= Exercise description =
Pick out and copy every line below that has the word "Windows".
^^^^^^^^^^^^^^^^
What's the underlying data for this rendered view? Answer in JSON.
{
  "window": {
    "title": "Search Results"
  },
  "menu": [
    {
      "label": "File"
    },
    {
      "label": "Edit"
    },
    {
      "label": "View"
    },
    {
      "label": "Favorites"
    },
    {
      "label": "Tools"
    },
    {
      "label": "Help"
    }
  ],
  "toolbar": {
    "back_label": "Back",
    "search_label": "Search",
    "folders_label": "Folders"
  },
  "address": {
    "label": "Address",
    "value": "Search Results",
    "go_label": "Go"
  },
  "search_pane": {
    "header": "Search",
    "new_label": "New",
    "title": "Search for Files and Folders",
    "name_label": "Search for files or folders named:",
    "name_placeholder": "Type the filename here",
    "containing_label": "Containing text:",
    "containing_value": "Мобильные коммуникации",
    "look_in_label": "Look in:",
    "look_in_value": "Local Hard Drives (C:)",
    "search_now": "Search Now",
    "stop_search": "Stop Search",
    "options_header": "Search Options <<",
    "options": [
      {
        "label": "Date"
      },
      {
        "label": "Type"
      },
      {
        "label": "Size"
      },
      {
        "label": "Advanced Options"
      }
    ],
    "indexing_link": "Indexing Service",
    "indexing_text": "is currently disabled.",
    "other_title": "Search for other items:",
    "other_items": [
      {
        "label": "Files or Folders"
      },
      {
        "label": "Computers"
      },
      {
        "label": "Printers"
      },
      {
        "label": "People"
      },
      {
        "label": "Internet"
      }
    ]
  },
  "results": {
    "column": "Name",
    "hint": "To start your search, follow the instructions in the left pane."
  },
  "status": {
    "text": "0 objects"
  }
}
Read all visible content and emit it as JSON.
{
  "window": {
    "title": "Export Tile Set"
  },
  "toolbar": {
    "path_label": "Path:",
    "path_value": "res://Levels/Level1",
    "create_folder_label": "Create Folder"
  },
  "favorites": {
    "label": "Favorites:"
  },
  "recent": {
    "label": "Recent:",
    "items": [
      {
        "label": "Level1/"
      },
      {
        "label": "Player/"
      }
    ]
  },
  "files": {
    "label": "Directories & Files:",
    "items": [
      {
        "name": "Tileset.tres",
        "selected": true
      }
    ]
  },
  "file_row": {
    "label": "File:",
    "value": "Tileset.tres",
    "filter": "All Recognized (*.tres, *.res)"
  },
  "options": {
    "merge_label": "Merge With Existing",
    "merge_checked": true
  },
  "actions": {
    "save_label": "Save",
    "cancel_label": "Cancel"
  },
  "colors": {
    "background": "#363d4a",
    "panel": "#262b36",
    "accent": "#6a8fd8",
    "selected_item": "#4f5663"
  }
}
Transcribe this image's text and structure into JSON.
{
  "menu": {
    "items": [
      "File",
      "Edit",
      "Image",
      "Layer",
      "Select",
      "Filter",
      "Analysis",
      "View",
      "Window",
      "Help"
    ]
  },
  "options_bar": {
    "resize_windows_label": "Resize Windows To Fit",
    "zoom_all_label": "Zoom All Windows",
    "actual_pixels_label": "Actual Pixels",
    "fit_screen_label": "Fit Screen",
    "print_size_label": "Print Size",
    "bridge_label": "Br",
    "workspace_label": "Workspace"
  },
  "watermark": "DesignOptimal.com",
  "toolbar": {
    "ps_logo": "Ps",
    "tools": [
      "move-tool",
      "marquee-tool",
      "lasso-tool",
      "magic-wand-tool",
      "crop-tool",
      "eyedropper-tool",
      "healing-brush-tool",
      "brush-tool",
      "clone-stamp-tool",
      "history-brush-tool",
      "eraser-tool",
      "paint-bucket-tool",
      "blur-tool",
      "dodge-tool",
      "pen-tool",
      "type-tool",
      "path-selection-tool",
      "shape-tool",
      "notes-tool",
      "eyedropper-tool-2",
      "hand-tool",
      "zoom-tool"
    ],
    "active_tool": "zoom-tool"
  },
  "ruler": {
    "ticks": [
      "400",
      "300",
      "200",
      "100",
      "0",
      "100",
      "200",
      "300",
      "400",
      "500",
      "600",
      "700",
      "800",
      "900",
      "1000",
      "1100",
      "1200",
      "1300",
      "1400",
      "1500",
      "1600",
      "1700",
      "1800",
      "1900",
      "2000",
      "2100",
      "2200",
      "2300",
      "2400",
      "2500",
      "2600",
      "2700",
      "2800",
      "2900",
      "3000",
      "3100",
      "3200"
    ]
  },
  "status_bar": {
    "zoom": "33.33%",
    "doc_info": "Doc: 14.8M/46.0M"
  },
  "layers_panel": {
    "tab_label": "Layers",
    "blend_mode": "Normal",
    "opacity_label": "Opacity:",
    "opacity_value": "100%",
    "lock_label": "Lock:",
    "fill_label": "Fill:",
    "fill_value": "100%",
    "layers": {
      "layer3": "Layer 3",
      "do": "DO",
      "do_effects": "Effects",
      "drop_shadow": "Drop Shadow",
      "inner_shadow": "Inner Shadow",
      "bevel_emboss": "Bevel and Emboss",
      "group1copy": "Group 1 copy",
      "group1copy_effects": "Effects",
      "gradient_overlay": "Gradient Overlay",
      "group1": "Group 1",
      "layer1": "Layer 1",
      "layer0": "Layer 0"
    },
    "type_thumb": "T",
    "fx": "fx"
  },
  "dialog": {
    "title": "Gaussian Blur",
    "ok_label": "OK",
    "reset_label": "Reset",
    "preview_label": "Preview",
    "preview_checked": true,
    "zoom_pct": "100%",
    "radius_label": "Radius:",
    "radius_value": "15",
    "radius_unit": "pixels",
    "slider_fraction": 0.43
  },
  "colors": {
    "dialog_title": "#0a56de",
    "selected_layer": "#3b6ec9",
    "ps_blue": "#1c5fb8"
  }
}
^^^^^^^^^^^^^^^^
= Written response =
    "resize_windows_label": "Resize Windows To Fit",
    "zoom_all_label": "Zoom All Windows",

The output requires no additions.